▶ **ARTICLE**
↓

Article paru dans le Journal des Arts n°324 du 30 avril 2010
En 1969, Vito Acconci suit des passants dans la ville jusqu’à ce qu’ils entrent dans un lieu privé (The following Piece, New York,). Lannée d’après, Bas Jan Ader plonge à vélo dans le canal, délibérément (Fall II, Amsterdam). À Paris, un membre du collectif Untel rampe le long du trottoir, les yeux bandés (Appréhension du sol urbain, 1975)…
Prenant corps systématiquement à travers l’artiste, en dehors des cadres de l’art, ces actions furtives n’ont pas pour dessein de poser un signe ou de produire un objet. Se déroulant majoritairement en milieu urbain, elles ne sont pas perçus comme artistiques par le passant non averti, et aucun spectateur n’est convoqué. En dissimulant ainsi le statut de leurs gestes, les artistes cherchent à toucher de façon fugace ceux qui en sont les témoins accidentels, prenant ainsi le risque de sombrer dans l’oubli.

↑

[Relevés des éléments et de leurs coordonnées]
↓

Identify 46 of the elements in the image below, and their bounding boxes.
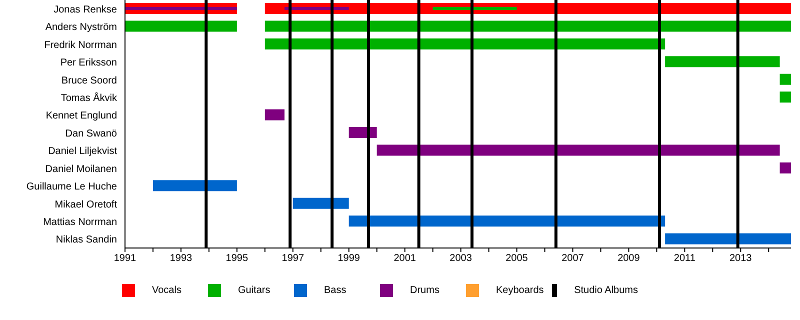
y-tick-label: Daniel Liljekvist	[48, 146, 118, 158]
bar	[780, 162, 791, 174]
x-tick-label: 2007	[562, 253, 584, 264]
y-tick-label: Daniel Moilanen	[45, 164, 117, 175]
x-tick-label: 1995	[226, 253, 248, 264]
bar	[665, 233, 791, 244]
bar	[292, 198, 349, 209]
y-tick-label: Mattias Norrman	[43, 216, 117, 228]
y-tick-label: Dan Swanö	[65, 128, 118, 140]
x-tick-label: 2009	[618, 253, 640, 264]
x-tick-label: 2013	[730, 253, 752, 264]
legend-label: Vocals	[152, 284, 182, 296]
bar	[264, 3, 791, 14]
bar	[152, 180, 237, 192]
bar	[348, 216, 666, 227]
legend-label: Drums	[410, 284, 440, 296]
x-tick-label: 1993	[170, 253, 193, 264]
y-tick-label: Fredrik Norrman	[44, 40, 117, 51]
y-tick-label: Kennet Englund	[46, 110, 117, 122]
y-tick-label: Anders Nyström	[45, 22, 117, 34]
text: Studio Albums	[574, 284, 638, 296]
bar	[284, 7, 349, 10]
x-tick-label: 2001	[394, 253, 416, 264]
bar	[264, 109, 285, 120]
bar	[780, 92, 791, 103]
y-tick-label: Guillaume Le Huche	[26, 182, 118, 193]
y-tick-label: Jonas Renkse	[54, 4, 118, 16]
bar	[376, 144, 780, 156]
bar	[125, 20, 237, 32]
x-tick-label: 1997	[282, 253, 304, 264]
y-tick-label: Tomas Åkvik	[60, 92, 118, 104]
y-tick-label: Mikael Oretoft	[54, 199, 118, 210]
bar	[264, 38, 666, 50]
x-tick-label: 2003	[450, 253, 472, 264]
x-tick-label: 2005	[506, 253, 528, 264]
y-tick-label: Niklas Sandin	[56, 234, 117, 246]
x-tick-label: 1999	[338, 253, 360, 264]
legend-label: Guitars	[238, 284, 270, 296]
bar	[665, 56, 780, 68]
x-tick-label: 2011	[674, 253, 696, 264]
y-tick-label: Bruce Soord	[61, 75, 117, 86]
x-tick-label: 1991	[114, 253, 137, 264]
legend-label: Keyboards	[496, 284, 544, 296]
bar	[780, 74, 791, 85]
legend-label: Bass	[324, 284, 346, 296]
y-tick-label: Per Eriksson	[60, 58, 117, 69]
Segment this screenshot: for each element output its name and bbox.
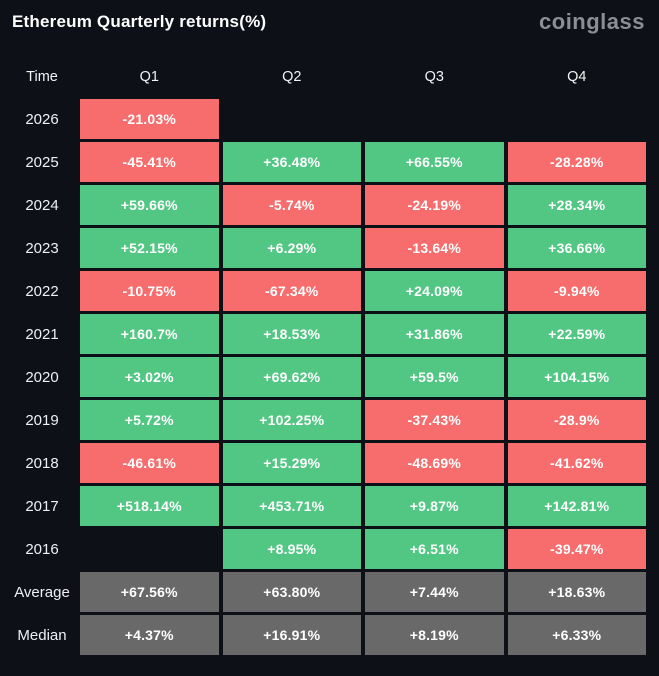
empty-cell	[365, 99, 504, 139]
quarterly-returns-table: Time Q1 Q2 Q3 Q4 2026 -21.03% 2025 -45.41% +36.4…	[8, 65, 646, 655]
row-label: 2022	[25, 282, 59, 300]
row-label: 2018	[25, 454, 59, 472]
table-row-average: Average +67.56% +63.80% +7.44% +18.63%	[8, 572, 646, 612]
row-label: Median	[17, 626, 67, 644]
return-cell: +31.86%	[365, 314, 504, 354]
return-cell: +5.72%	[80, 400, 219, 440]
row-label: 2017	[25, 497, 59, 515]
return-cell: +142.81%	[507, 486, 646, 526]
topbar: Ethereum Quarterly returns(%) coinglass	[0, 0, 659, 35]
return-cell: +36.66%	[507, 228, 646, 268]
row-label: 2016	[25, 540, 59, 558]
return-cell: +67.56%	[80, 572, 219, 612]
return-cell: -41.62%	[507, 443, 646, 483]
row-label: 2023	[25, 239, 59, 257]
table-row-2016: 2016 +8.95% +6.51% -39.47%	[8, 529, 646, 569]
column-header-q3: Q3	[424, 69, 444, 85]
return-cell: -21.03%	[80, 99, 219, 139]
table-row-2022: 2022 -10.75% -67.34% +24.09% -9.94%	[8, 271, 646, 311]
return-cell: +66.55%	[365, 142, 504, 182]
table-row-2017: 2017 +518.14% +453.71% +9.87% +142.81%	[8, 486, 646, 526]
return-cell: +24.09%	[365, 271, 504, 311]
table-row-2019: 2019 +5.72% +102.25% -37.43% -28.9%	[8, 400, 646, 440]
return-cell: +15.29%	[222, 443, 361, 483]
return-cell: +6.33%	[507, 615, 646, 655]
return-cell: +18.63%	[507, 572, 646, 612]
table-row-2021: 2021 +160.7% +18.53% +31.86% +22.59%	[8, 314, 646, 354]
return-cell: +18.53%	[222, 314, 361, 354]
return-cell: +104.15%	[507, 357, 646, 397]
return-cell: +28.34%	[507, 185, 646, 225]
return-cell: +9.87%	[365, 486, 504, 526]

↑

▶ **CONSIGNES**
A – D'après l'article, quelle action mène un membre du collectif Untel à Paris en 1975 ?
B – Poursuivez l'article sur les actions artistiques furtives à partir de sa dernière phrase.
Les items présentés ci-dessus n'ont aucun lien avec l'article.

▶ **RÉPONSES ATTENDUES**
A – Il rampe le long du trottoir, les yeux bandés.

B –
Paradoxalement, nombre de ces travaux peuvent être recensés dans les institutions. Comment, et par quel retournement, l’action furtive peut-elle être conservée et exposée?
Ces actes posent la question de leur validation : en l’absence de reconnaissance artistique lors de leur effectuation, ils nécessitent d’être pris en charge par un « relai » afin d’être reconnus dans et par le monde de l’art. Or, nous assistons aujourd’hui à une recrudescence d’actes furtifs : Boris Achour, Christian Alexa, Francis Alÿs, Fayce Baghriche, Diane Borsato, Gianni Motti… Ces artistes ont inscrit la question de la transmission dans leurs travaux, et jouent sur différents registres en créant des artefacts d’une grande variété, qui précédent, émanent ou découlent de l’action. Ainsi, Francis Alÿs, artiste belge vivant et travaillant actuellement à Mexico, fait teinter un bâton contre les grilles d’un parc, écoutant le son produit, différent selon la vitesse de la marche et la pression de la main (Railings, Londres 2004). Lors de l’exposition Time is a trick of the mind (2004), le Museum für Modern Kunst exposa le dessin animé éponyme (1998), ainsi que vingt-quatre dessins et un tableau, The nightwatcher I (1997-1999). Enfin, le catalogue était quant à lui constitué d’un flip book. Or l’ensemble de ces artefacts présentent la même iconographie : pas de séquence ordonnée spécifique dans le travail de l’artiste, qui signifierait que la peinture précède l’action ou vice-versa, mais un langage pluriel, traduisant une même réflexion sur notre usage quotidien du monde.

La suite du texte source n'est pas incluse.